**SET TASK:** Set all the material down again unchanged, without the pictures.

[Source data]
--- Start ---

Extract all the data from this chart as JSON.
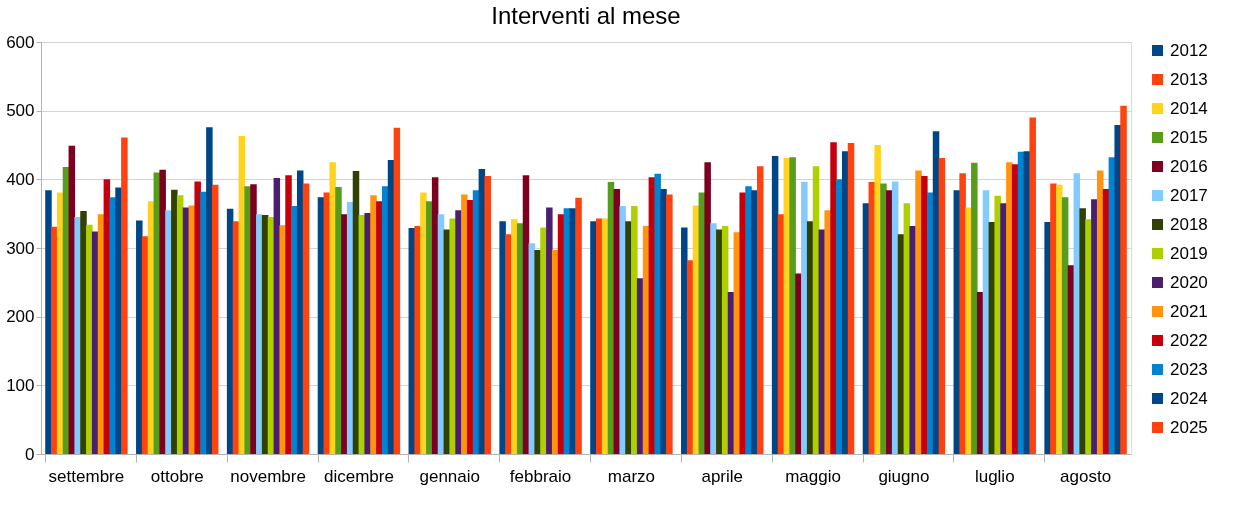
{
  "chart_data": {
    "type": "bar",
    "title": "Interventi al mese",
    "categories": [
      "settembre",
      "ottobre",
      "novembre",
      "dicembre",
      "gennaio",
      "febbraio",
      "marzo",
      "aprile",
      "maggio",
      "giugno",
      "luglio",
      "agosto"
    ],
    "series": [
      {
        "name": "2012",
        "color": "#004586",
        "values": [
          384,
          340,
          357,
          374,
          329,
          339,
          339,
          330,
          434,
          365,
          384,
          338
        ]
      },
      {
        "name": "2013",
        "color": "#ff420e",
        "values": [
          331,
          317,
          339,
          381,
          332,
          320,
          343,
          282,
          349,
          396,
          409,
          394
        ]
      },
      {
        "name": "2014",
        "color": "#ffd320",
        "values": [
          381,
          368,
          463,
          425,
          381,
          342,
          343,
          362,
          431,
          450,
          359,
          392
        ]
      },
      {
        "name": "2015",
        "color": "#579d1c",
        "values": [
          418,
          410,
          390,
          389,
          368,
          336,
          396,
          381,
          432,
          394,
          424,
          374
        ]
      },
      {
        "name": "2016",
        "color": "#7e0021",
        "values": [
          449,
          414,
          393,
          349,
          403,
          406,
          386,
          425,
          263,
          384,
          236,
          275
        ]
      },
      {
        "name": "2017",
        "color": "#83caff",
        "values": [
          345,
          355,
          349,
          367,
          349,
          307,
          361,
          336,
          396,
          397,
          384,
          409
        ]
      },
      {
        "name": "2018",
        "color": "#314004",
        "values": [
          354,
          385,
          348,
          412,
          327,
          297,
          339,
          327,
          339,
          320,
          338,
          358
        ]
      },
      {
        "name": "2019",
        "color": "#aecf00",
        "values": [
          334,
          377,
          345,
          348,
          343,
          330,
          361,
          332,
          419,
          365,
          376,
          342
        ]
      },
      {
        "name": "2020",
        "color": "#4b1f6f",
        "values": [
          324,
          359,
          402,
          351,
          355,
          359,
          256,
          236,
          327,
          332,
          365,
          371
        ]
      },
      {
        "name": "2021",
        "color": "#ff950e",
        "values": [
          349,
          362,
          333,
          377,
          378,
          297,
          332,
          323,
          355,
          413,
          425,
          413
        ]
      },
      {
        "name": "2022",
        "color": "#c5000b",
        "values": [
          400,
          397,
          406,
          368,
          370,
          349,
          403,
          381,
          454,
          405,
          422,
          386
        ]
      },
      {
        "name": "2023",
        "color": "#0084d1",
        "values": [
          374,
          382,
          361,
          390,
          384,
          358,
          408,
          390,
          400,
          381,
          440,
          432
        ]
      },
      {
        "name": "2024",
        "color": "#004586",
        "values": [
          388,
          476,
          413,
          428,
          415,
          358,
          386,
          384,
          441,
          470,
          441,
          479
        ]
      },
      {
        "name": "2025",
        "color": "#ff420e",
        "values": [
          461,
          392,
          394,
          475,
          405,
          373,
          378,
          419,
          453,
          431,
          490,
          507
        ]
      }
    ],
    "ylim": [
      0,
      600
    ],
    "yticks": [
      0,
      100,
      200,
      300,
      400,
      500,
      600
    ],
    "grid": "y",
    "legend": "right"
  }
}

--- End ---

**FINAL ANSWER:**
Extract all the data from this chart as JSON.
{
  "chart_data": {
    "type": "bar",
    "title": "Interventi al mese",
    "categories": [
      "settembre",
      "ottobre",
      "novembre",
      "dicembre",
      "gennaio",
      "febbraio",
      "marzo",
      "aprile",
      "maggio",
      "giugno",
      "luglio",
      "agosto"
    ],
    "series": [
      {
        "name": "2012",
        "color": "#004586",
        "values": [
          384,
          340,
          357,
          374,
          329,
          339,
          339,
          330,
          434,
          365,
          384,
          338
        ]
      },
      {
        "name": "2013",
        "color": "#ff420e",
        "values": [
          331,
          317,
          339,
          381,
          332,
          320,
          343,
          282,
          349,
          396,
          409,
          394
        ]
      },
      {
        "name": "2014",
        "color": "#ffd320",
        "values": [
          381,
          368,
          463,
          425,
          381,
          342,
          343,
          362,
          431,
          450,
          359,
          392
        ]
      },
      {
        "name": "2015",
        "color": "#579d1c",
        "values": [
          418,
          410,
          390,
          389,
          368,
          336,
          396,
          381,
          432,
          394,
          424,
          374
        ]
      },
      {
        "name": "2016",
        "color": "#7e0021",
        "values": [
          449,
          414,
          393,
          349,
          403,
          406,
          386,
          425,
          263,
          384,
          236,
          275
        ]
      },
      {
        "name": "2017",
        "color": "#83caff",
        "values": [
          345,
          355,
          349,
          367,
          349,
          307,
          361,
          336,
          396,
          397,
          384,
          409
        ]
      },
      {
        "name": "2018",
        "color": "#314004",
        "values": [
          354,
          385,
          348,
          412,
          327,
          297,
          339,
          327,
          339,
          320,
          338,
          358
        ]
      },
      {
        "name": "2019",
        "color": "#aecf00",
        "values": [
          334,
          377,
          345,
          348,
          343,
          330,
          361,
          332,
          419,
          365,
          376,
          342
        ]
      },
      {
        "name": "2020",
        "color": "#4b1f6f",
        "values": [
          324,
          359,
          402,
          351,
          355,
          359,
          256,
          236,
          327,
          332,
          365,
          371
        ]
      },
      {
        "name": "2021",
        "color": "#ff950e",
        "values": [
          349,
          362,
          333,
          377,
          378,
          297,
          332,
          323,
          355,
          413,
          425,
          413
        ]
      },
      {
        "name": "2022",
        "color": "#c5000b",
        "values": [
          400,
          397,
          406,
          368,
          370,
          349,
          403,
          381,
          454,
          405,
          422,
          386
        ]
      },
      {
        "name": "2023",
        "color": "#0084d1",
        "values": [
          374,
          382,
          361,
          390,
          384,
          358,
          408,
          390,
          400,
          381,
          440,
          432
        ]
      },
      {
        "name": "2024",
        "color": "#004586",
        "values": [
          388,
          476,
          413,
          428,
          415,
          358,
          386,
          384,
          441,
          470,
          441,
          479
        ]
      },
      {
        "name": "2025",
        "color": "#ff420e",
        "values": [
          461,
          392,
          394,
          475,
          405,
          373,
          378,
          419,
          453,
          431,
          490,
          507
        ]
      }
    ],
    "ylim": [
      0,
      600
    ],
    "yticks": [
      0,
      100,
      200,
      300,
      400,
      500,
      600
    ],
    "grid": "y",
    "legend": "right"
  }
}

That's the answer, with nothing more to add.